> _Excerpted text_
-----

Upon release, Myst was a surprise hit, with critics lauding the ability of the game to immerse players in the fictional world. The game was the best-selling PC game, until The Sims exceeded its sales in 2002.[5] Myst helped drive adoption of the then-nascent CD-ROM format. Myst's success spawned four direct video game sequels as well as several spin-off games and novels.


Myst was commercially successful on release. Along with The 7th Guest, it was widely regarded as a killer application that accelerated the sales of CD-ROM drives.[18][28] The game's success also led to a number of games which sought to copy Myst's success, referred to as "Myst clones".[18] Myst was the bestselling PC game throughout the 1990s, until The Sims exceeded its sales in 2002.[5] The PC version of Myst holds an average score of 90% at GameRankings based on six reviews,[21] although the subsequent remakes of the game and the console ports have generally received lower average scores. Myst's success baffled some who wondered how a game some saw as "little more than 'an interactive slide show'" turned out to be a hit.[29]
Myst was generally praised by critics. Wired and The New York Times suggested that Myst was evidence that video games could in fact evolve into an art form.[30] Entertainment Weekly reported that some players considered Myst's "virtual morality" a religious experience.[31] Aarhus University professor Søren Pold pointed to Myst as an excellent example of how stories can be told using objects rather than people.[32] Laura Evenson, writing for the San Francisco Chronicle, pointed to adult-oriented games like Myst as evidence the video game industry was emerging from its "adolescent" phase.[33]
GameSpot's Jeff Sengstack wrote that "Myst is an immersive experience that draws you in and won't let you go."[27] Writing about Myst's reception, Greg M. Smith noted that Myst had become a hit and was regarded as incredibly immersive despite most closely resembling "the hoary technology of the slideshow (with accompanying music and effects)".[10] Smith concluded that "Myst's primary brilliance lies in the way it provides narrative justification for the very things that are most annoying" about the technological constraints imposed on the game;[10] for instance, Macworld praised Myst's designers for overcoming the occasionally debilitating slowness of CD drives to deliver a consistent experience throughout the game.[34] The publication went on to declare Myst the best game of 1994, stating that Myst removed the "most annoying parts of adventure games — vocabularies that [you] don't understand, people you can't talk to, wrong moves that get you killed and make you start over. You try to unravel the enigma of the island by exploring the island, but there's no time pressure to distract you, no arbitrary punishments put in your way".[35]
Some aspects of the game still received criticism. Several publications did not agree with the positive reception of the story; Jeremy Parrish of 1UP.com noted that while Myst's lack of interaction and continual plot suited the game, it helped usher in the death of the adventure game genre.[18] Edge stated the main flaw with the game was that the game engine was nowhere near as sophisticated as the graphics.[26] Heidi Fournier of Adventure Gamers noted a few critics complained about the difficulty and lack of context of the puzzles, while others believed these elements added to the gameplay.[25] Similarly, critics were split on whether the lack of a plot the player could actually change was a good or bad element.[36] In a 2000 retrospective review, IGN declared that Myst had not aged well and that playing it "was like watching hit TV shows from the 70s. 'People watched that?,' you wonder in horror."[28]

-----

> _Records_
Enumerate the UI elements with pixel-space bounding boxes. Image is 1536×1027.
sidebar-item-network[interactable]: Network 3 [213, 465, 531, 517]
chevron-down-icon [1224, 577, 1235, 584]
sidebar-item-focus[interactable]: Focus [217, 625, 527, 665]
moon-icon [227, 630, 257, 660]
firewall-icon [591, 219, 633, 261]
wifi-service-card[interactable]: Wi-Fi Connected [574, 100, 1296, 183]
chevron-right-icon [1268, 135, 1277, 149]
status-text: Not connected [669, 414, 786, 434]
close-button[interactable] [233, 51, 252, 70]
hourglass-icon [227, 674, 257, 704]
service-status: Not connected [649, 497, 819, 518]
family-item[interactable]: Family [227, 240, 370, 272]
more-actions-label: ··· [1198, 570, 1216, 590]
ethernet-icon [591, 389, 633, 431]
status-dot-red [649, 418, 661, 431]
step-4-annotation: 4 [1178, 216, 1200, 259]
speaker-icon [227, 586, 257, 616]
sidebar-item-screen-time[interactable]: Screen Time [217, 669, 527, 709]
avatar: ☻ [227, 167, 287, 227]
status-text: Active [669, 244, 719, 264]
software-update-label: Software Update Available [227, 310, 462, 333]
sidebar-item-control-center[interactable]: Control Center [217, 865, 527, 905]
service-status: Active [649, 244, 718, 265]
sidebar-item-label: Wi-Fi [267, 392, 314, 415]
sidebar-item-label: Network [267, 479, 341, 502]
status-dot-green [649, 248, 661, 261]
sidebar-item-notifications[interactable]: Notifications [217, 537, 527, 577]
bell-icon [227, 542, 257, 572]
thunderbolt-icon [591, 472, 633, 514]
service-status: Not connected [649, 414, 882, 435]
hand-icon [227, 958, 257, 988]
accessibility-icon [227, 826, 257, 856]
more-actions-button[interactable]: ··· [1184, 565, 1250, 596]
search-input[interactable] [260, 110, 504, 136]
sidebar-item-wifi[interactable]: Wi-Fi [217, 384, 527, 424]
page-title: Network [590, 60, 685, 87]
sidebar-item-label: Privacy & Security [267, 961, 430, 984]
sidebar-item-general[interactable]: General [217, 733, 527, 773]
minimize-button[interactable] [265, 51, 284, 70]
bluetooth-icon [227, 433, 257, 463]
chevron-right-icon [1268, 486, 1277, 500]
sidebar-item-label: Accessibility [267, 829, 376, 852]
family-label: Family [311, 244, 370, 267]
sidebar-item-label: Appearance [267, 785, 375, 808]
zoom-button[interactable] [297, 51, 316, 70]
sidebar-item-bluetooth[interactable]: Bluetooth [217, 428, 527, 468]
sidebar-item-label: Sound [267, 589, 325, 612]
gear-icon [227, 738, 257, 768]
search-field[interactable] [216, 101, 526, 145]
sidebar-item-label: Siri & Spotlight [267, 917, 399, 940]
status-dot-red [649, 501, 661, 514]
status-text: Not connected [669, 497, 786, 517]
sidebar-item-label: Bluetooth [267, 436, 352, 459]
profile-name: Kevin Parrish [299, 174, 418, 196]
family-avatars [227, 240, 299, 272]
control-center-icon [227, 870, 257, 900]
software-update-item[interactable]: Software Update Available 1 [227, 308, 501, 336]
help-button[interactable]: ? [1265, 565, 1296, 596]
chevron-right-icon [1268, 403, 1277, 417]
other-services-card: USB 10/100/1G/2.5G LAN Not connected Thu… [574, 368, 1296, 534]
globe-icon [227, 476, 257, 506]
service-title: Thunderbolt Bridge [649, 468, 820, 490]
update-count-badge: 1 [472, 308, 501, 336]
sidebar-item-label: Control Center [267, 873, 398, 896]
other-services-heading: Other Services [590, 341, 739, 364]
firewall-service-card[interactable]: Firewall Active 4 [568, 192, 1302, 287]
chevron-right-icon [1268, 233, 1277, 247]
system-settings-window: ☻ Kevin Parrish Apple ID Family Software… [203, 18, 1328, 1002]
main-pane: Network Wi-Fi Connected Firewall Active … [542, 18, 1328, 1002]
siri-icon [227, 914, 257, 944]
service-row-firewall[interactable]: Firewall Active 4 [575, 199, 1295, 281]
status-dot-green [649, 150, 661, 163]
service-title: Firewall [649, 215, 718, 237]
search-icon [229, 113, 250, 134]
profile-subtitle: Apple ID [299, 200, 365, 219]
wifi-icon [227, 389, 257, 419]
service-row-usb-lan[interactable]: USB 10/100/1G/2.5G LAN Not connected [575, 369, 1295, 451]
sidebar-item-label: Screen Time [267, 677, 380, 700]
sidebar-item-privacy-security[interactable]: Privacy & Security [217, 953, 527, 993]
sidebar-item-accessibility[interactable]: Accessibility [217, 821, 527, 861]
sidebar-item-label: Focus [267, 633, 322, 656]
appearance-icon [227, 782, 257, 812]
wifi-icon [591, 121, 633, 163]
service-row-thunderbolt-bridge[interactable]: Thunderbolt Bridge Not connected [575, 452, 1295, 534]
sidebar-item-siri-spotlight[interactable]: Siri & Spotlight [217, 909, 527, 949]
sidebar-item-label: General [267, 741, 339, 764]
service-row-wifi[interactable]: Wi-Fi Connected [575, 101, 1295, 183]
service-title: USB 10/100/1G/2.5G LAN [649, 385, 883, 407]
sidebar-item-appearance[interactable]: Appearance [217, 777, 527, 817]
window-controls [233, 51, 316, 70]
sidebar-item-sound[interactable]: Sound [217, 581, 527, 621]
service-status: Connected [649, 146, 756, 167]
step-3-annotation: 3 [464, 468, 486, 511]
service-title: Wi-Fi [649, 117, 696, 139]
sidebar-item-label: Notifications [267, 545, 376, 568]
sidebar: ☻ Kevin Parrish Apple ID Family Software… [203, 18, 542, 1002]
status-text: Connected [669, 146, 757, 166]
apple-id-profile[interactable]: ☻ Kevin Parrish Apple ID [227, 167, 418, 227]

-----

> _Assignment_
In the passage about Myst, rewrite the part between "Upon release, Myst" and "games and novels.", inclusive, switching "critics" to "reviewers".

> _Result_
Upon release, Myst was a surprise hit, with reviewers lauding the ability of the game to immerse players in the fictional world. The game was the best-selling PC game, until The Sims exceeded its sales in 2002.[5] Myst helped drive adoption of the then-nascent CD-ROM format. Myst's success spawned four direct video game sequels as well as several spin-off games and novels.